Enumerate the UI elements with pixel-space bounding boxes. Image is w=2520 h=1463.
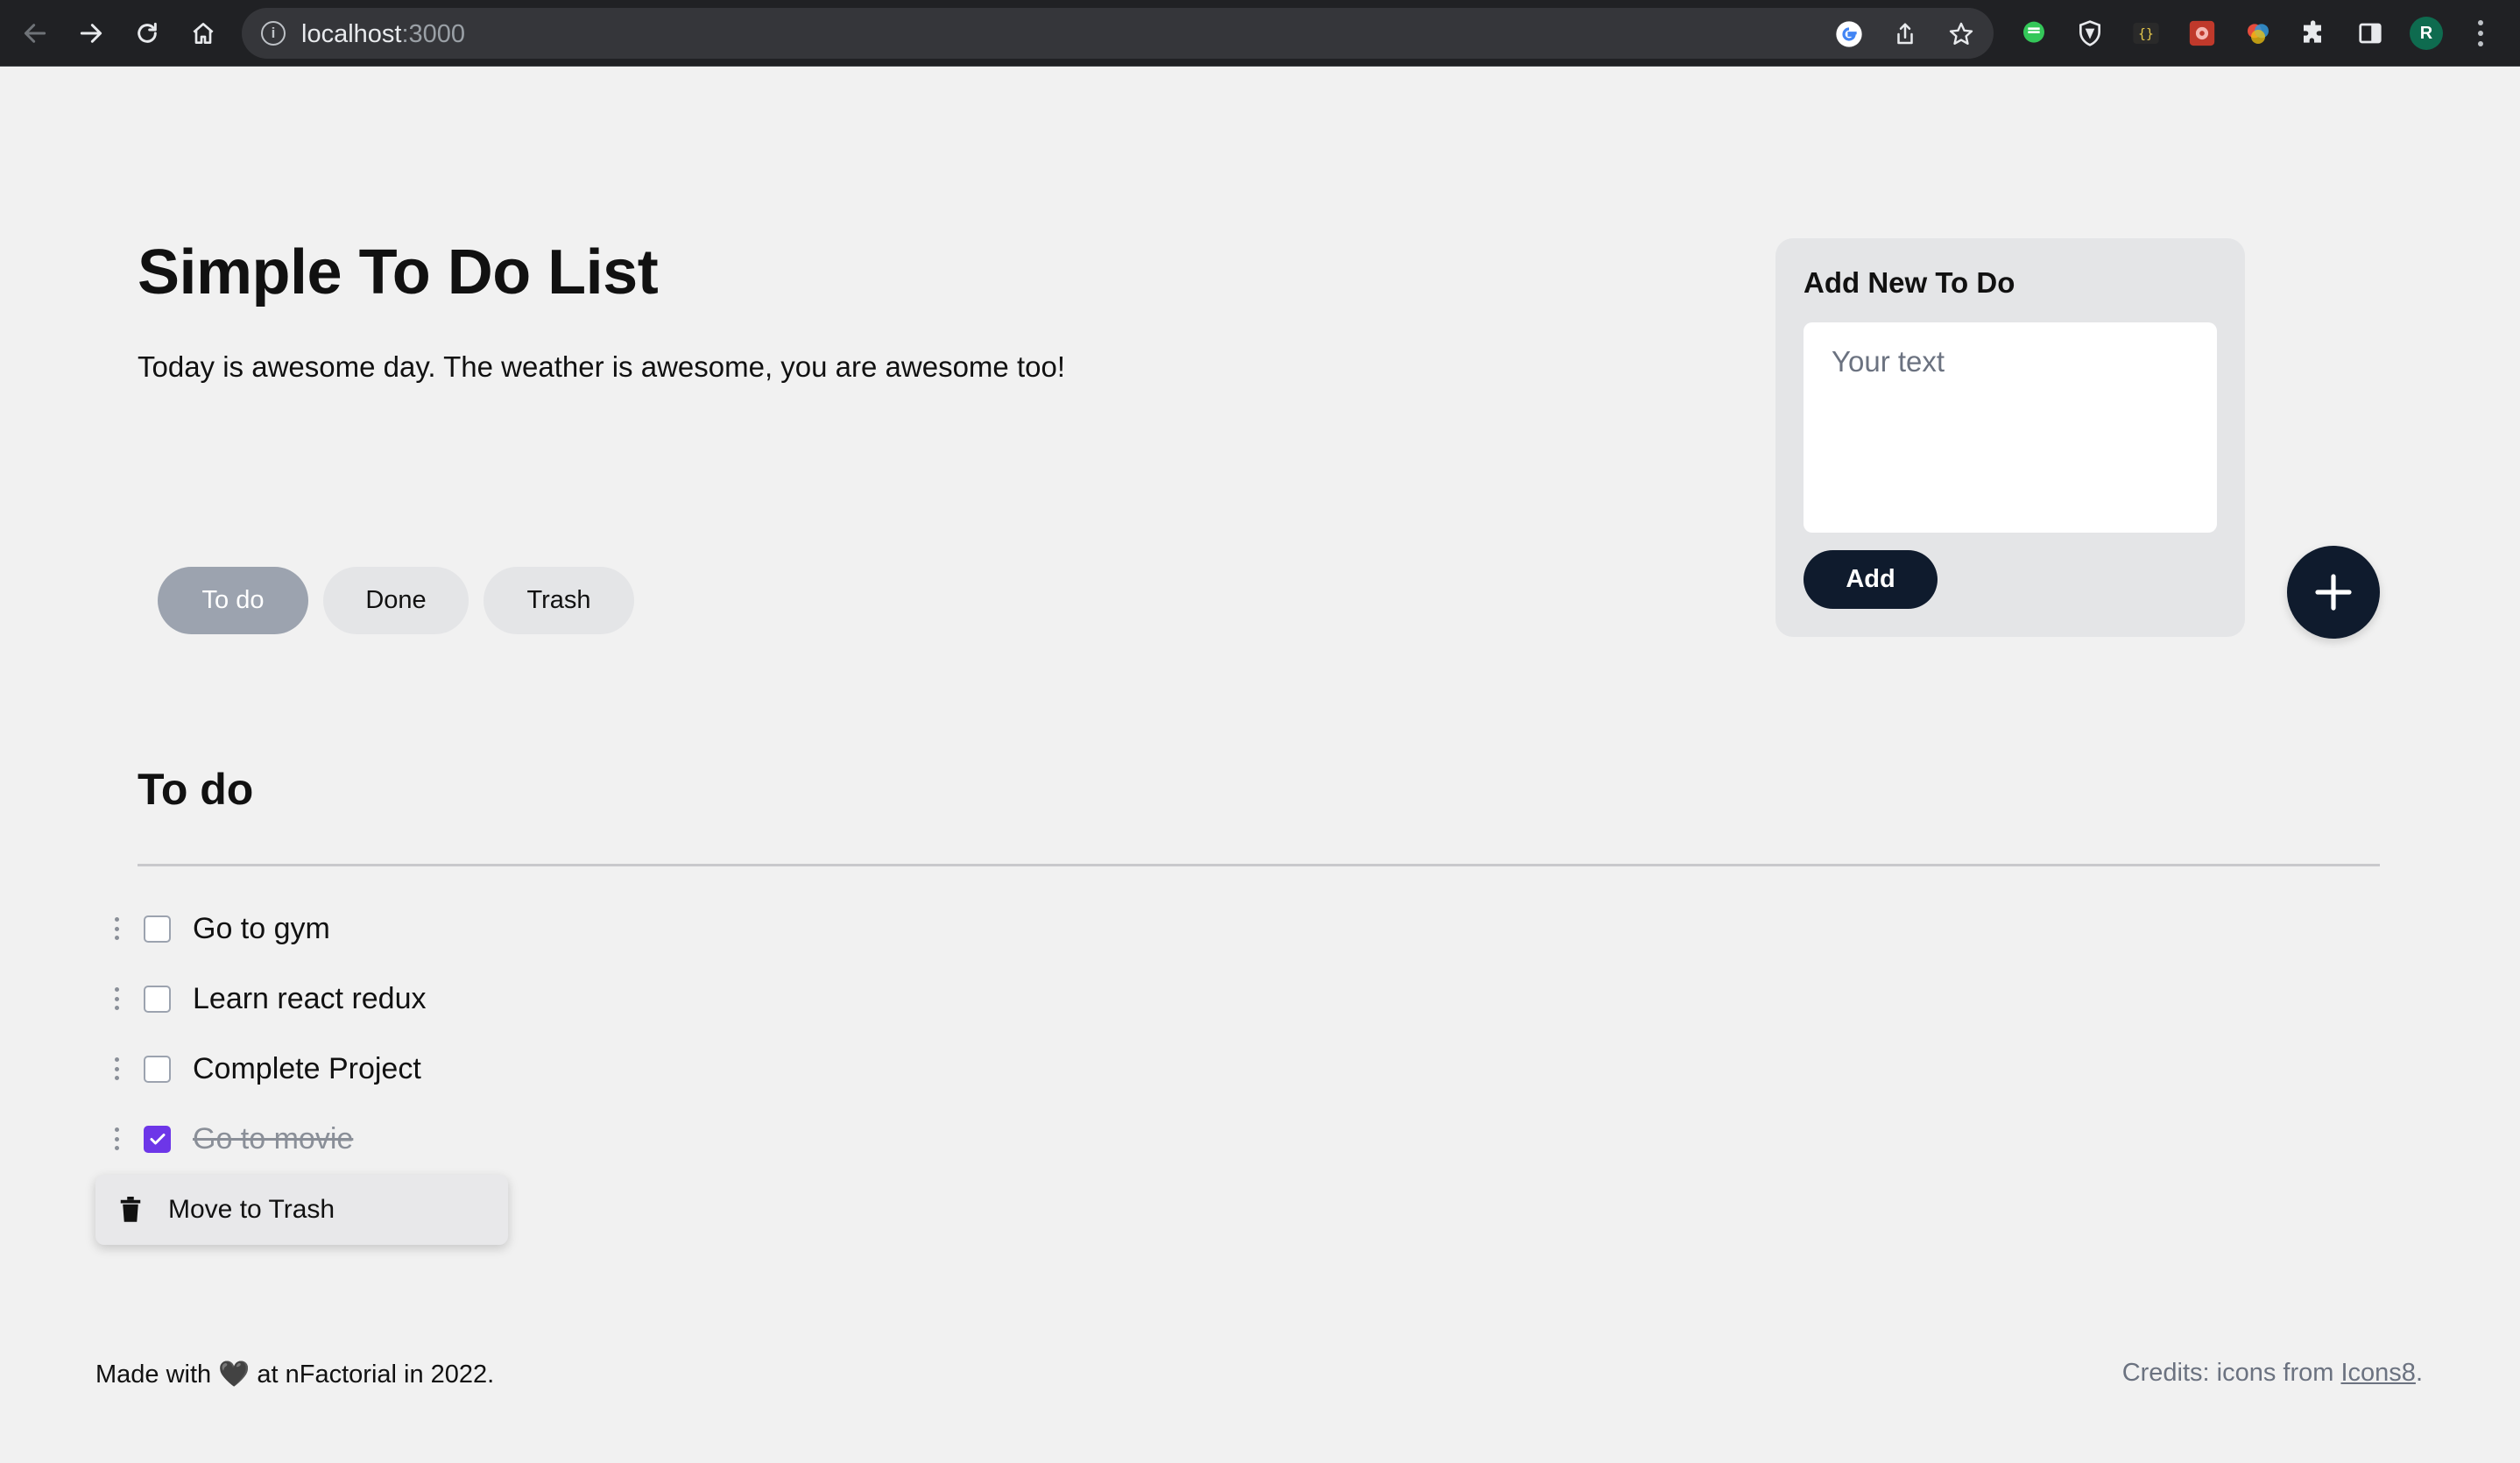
add-todo-card: Add New To Do Add xyxy=(1775,238,2245,637)
todo-item[interactable]: Complete Project xyxy=(107,1034,421,1104)
todo-text: Complete Project xyxy=(193,1051,421,1085)
menu-icon[interactable] xyxy=(2472,18,2489,49)
page-subtitle: Today is awesome day. The weather is awe… xyxy=(138,350,1065,383)
add-button[interactable]: Add xyxy=(1804,550,1938,609)
checkmark-icon xyxy=(150,1134,165,1145)
extension-color-icon[interactable] xyxy=(2242,18,2274,49)
address-bar[interactable]: i localhost:3000 xyxy=(242,8,1994,59)
todo-item[interactable]: Go to gym xyxy=(107,894,330,964)
google-icon[interactable] xyxy=(1834,19,1864,49)
page-title: Simple To Do List xyxy=(138,237,659,307)
add-todo-title: Add New To Do xyxy=(1804,266,2015,299)
footer-credits: Credits: icons from Icons8. xyxy=(2121,1359,2423,1387)
section-divider xyxy=(138,864,2380,866)
drag-handle-icon[interactable] xyxy=(107,987,126,1010)
back-icon[interactable] xyxy=(18,16,53,51)
move-to-trash-menu-item[interactable]: Move to Trash xyxy=(95,1175,508,1245)
profile-avatar[interactable]: R xyxy=(2410,17,2443,50)
drag-handle-icon[interactable] xyxy=(107,1127,126,1150)
tab-todo[interactable]: To do xyxy=(158,567,308,634)
todo-checkbox-checked[interactable] xyxy=(144,1125,171,1153)
home-icon[interactable] xyxy=(186,16,221,51)
todo-checkbox[interactable] xyxy=(144,915,171,943)
share-icon[interactable] xyxy=(1890,19,1920,49)
todo-checkbox[interactable] xyxy=(144,985,171,1013)
todo-text: Go to gym xyxy=(193,911,330,945)
forward-icon[interactable] xyxy=(74,16,109,51)
url-text: localhost:3000 xyxy=(301,20,466,48)
shield-extension-icon[interactable] xyxy=(2074,18,2106,49)
footer-made-with: Made with 🖤 at nFactorial in 2022. xyxy=(95,1359,495,1389)
json-extension-icon[interactable]: {} xyxy=(2130,18,2162,49)
chat-extension-icon[interactable] xyxy=(2018,18,2050,49)
todo-checkbox[interactable] xyxy=(144,1055,171,1083)
section-title: To do xyxy=(138,765,254,814)
puzzle-icon[interactable] xyxy=(2298,18,2330,49)
svg-text:{}: {} xyxy=(2138,26,2154,41)
todo-text: Go to movie xyxy=(193,1121,354,1156)
tab-trash[interactable]: Trash xyxy=(484,567,634,634)
todo-text-input[interactable] xyxy=(1804,322,2217,533)
tab-done[interactable]: Done xyxy=(323,567,469,634)
icons8-link[interactable]: Icons8 xyxy=(2340,1359,2415,1387)
heart-icon: 🖤 xyxy=(218,1359,251,1389)
info-icon[interactable]: i xyxy=(261,21,286,46)
move-to-trash-label: Move to Trash xyxy=(168,1195,335,1224)
todo-item[interactable]: Learn react redux xyxy=(107,964,427,1034)
star-icon[interactable] xyxy=(1946,19,1976,49)
drag-handle-icon[interactable] xyxy=(107,1057,126,1080)
filter-tabs: To do Done Trash xyxy=(158,567,634,634)
reload-icon[interactable] xyxy=(130,16,165,51)
trash-icon xyxy=(120,1197,141,1222)
todo-text: Learn react redux xyxy=(193,981,427,1015)
browser-toolbar: i localhost:3000 {} R xyxy=(0,0,2520,67)
todo-item[interactable]: Go to movie xyxy=(107,1104,353,1174)
drag-handle-icon[interactable] xyxy=(107,917,126,940)
plus-icon xyxy=(2315,574,2352,611)
add-fab-button[interactable] xyxy=(2287,546,2380,639)
sidebar-icon[interactable] xyxy=(2354,18,2386,49)
extension-red-icon[interactable] xyxy=(2186,18,2218,49)
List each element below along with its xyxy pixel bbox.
※
Please copy out every line of the items above word for word, leaving out the pictures.

Enumerate the UI elements with pixel-space bounding boxes. Image is w=2520 h=1463.
add-todo-card: Add New To Do Add xyxy=(1775,238,2245,637)
todo-item[interactable]: Complete Project xyxy=(107,1034,421,1104)
todo-text: Complete Project xyxy=(193,1051,421,1085)
menu-icon[interactable] xyxy=(2472,18,2489,49)
page-subtitle: Today is awesome day. The weather is awe… xyxy=(138,350,1065,383)
add-button[interactable]: Add xyxy=(1804,550,1938,609)
checkmark-icon xyxy=(150,1134,165,1145)
extension-color-icon[interactable] xyxy=(2242,18,2274,49)
address-bar[interactable]: i localhost:3000 xyxy=(242,8,1994,59)
todo-item[interactable]: Go to gym xyxy=(107,894,330,964)
google-icon[interactable] xyxy=(1834,19,1864,49)
page-title: Simple To Do List xyxy=(138,237,659,307)
add-todo-title: Add New To Do xyxy=(1804,266,2015,299)
footer-credits: Credits: icons from Icons8. xyxy=(2121,1359,2423,1387)
section-divider xyxy=(138,864,2380,866)
drag-handle-icon[interactable] xyxy=(107,987,126,1010)
back-icon[interactable] xyxy=(18,16,53,51)
move-to-trash-menu-item[interactable]: Move to Trash xyxy=(95,1175,508,1245)
profile-avatar[interactable]: R xyxy=(2410,17,2443,50)
drag-handle-icon[interactable] xyxy=(107,1127,126,1150)
tab-todo[interactable]: To do xyxy=(158,567,308,634)
todo-checkbox-checked[interactable] xyxy=(144,1125,171,1153)
home-icon[interactable] xyxy=(186,16,221,51)
todo-checkbox[interactable] xyxy=(144,915,171,943)
share-icon[interactable] xyxy=(1890,19,1920,49)
todo-checkbox[interactable] xyxy=(144,985,171,1013)
todo-text: Go to gym xyxy=(193,911,330,945)
forward-icon[interactable] xyxy=(74,16,109,51)
url-text: localhost:3000 xyxy=(301,20,466,48)
shield-extension-icon[interactable] xyxy=(2074,18,2106,49)
footer-made-with: Made with 🖤 at nFactorial in 2022. xyxy=(95,1359,495,1389)
json-extension-icon[interactable]: {} xyxy=(2130,18,2162,49)
chat-extension-icon[interactable] xyxy=(2018,18,2050,49)
todo-checkbox[interactable] xyxy=(144,1055,171,1083)
section-title: To do xyxy=(138,765,254,814)
puzzle-icon[interactable] xyxy=(2298,18,2330,49)
svg-text:{}: {} xyxy=(2138,26,2154,41)
todo-text: Go to movie xyxy=(193,1121,354,1156)
tab-trash[interactable]: Trash xyxy=(484,567,634,634)
todo-text-input[interactable] xyxy=(1804,322,2217,533)
tab-done[interactable]: Done xyxy=(323,567,469,634)
icons8-link[interactable]: Icons8 xyxy=(2340,1359,2415,1387)
heart-icon: 🖤 xyxy=(218,1359,251,1389)
info-icon[interactable]: i xyxy=(261,21,286,46)
move-to-trash-label: Move to Trash xyxy=(168,1195,335,1224)
todo-item[interactable]: Learn react redux xyxy=(107,964,427,1034)
star-icon[interactable] xyxy=(1946,19,1976,49)
drag-handle-icon[interactable] xyxy=(107,1057,126,1080)
filter-tabs: To do Done Trash xyxy=(158,567,634,634)
reload-icon[interactable] xyxy=(130,16,165,51)
trash-icon xyxy=(120,1197,141,1222)
todo-text: Learn react redux xyxy=(193,981,427,1015)
browser-toolbar: i localhost:3000 {} R xyxy=(0,0,2520,67)
todo-item[interactable]: Go to movie xyxy=(107,1104,353,1174)
drag-handle-icon[interactable] xyxy=(107,917,126,940)
plus-icon xyxy=(2315,574,2352,611)
add-fab-button[interactable] xyxy=(2287,546,2380,639)
sidebar-icon[interactable] xyxy=(2354,18,2386,49)
extension-red-icon[interactable] xyxy=(2186,18,2218,49)
List each element below along with its xyxy pixel bbox.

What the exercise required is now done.